## start Text provided
Glyphs are the other part of crafting and I decided to cover them after runes since they impact specific affixes not broad change to the entire item. There are a few edge cases but largely in order to use a Glyph you will need Forging Potential, Available Affix Shards of a given type, and an Affix that is less than T5 aka the maximum level that you can craft on. Let’s talk through the various options.

  • Glyph of Hope
    • Let’s start off with the best glyph, aka the one you are probably going to want to use every single time you do any crafting. Using a Glyph of Hope while upgrading an affix gives you a 25% chance to use zero forging potential. The more upgrades that you can get for free, the more wiggle room you have on an item to perfect it. If I am just grinding a stat up to T5 I am going to be using one of these and the 25% roll is independent of the normal “critical” crafting process allowing you to both get it for free and get a bonus stat level at the same time.
## end Text provided
## start Data section
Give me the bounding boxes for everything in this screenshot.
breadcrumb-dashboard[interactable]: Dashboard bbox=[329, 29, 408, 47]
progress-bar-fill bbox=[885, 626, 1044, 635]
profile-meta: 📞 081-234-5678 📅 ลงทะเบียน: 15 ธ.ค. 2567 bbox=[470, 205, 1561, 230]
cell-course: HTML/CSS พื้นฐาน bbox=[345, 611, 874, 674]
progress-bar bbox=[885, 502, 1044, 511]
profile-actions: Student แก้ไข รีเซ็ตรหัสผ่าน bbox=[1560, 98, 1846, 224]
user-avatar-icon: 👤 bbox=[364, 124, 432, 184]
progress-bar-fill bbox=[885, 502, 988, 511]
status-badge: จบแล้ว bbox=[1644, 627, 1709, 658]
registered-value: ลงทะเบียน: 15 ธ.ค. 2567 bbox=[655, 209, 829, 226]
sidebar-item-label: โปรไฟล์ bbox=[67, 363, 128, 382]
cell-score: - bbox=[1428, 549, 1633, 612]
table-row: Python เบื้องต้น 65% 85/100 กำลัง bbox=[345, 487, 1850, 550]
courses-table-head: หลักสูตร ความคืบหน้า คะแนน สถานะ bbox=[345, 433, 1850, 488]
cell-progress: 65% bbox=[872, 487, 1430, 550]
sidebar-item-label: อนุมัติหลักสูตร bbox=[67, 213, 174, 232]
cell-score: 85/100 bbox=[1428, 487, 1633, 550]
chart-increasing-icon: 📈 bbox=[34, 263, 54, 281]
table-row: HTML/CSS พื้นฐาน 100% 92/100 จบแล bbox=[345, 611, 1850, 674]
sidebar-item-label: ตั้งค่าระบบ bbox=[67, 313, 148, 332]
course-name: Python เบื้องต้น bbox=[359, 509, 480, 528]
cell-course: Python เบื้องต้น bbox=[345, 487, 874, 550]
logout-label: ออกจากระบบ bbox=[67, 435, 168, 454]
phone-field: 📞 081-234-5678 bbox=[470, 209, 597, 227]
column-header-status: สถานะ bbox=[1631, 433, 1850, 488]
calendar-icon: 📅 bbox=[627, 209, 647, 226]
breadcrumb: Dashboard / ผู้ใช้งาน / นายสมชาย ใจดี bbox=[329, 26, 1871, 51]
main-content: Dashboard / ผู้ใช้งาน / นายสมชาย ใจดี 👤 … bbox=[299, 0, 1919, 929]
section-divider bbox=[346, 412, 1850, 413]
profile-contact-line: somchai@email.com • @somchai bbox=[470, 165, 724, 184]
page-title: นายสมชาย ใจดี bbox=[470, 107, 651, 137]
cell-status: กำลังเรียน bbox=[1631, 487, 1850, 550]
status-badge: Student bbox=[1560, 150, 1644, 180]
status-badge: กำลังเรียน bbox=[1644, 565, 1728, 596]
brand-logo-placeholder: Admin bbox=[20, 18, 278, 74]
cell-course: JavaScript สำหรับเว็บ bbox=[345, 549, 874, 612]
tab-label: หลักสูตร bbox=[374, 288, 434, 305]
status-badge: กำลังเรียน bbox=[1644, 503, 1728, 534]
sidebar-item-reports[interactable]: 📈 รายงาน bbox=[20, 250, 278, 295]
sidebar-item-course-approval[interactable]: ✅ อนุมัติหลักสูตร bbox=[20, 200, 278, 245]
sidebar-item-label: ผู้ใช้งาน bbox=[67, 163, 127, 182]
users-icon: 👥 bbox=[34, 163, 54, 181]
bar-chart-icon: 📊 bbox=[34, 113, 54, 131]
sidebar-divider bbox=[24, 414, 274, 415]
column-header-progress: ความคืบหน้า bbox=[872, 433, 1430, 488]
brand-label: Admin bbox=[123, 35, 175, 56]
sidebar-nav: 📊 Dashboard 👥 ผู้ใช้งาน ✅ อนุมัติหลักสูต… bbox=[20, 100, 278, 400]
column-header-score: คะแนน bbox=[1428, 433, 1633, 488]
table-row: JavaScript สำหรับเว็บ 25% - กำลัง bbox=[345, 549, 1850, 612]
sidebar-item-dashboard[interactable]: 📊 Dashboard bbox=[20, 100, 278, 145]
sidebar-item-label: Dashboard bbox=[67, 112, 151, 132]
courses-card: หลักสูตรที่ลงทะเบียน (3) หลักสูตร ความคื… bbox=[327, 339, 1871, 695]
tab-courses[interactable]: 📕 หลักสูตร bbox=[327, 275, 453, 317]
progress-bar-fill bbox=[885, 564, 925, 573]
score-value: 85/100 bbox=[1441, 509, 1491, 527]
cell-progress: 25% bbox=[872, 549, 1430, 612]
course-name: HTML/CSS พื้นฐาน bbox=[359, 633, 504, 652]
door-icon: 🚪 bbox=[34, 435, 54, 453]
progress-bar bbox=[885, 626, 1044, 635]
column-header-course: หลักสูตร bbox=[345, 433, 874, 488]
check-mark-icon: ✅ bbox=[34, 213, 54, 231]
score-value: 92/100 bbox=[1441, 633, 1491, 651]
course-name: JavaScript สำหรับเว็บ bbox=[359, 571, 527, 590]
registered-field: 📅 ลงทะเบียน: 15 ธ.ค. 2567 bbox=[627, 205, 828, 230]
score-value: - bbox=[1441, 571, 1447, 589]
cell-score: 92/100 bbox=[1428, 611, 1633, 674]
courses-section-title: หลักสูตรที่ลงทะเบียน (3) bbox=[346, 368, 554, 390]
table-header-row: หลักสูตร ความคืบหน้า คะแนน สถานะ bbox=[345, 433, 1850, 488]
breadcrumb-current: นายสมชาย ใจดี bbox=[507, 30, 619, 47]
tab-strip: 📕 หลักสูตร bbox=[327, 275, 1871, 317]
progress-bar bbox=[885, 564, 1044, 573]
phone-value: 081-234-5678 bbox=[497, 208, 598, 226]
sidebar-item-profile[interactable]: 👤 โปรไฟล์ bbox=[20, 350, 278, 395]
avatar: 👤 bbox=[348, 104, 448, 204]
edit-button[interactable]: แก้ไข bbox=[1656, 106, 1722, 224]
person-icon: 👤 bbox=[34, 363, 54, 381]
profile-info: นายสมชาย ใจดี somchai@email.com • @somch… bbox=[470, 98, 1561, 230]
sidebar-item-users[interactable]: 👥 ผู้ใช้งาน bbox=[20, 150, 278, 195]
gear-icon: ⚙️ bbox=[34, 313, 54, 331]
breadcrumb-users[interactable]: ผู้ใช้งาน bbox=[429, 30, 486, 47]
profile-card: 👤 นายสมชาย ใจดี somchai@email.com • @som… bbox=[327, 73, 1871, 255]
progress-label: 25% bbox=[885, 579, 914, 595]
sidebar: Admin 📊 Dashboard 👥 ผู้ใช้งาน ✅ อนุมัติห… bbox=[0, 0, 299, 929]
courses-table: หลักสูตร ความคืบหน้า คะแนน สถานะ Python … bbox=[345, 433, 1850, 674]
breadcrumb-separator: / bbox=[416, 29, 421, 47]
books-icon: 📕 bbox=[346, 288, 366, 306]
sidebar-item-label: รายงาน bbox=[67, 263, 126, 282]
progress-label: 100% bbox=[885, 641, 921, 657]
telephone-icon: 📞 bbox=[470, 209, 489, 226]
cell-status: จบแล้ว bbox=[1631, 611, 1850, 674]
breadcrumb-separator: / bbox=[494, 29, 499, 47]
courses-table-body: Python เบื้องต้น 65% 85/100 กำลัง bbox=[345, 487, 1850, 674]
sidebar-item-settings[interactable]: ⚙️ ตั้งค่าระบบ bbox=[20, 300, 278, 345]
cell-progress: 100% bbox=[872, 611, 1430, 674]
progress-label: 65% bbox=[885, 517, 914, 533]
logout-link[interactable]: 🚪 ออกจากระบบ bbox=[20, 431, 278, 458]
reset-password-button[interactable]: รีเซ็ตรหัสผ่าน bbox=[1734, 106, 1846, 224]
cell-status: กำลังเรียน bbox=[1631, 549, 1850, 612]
## end Data section
#### Required actions
1 – In the text about crafting glyphs, what chance does a Glyph of Hope give to use zero forging potential when upgrading an affix?
2 – Print the stretch of the glyphs text from "Glyphs are the" through "the various options.".

#### The replies
1 – A 25% chance.

2 –
Glyphs are the other part of crafting and I decided to cover them after runes since they impact specific affixes not broad change to the entire item. There are a few edge cases but largely in order to use a Glyph you will need Forging Potential, Available Affix Shards of a given type, and an Affix that is less than T5 aka the maximum level that you can craft on. Let’s talk through the various options.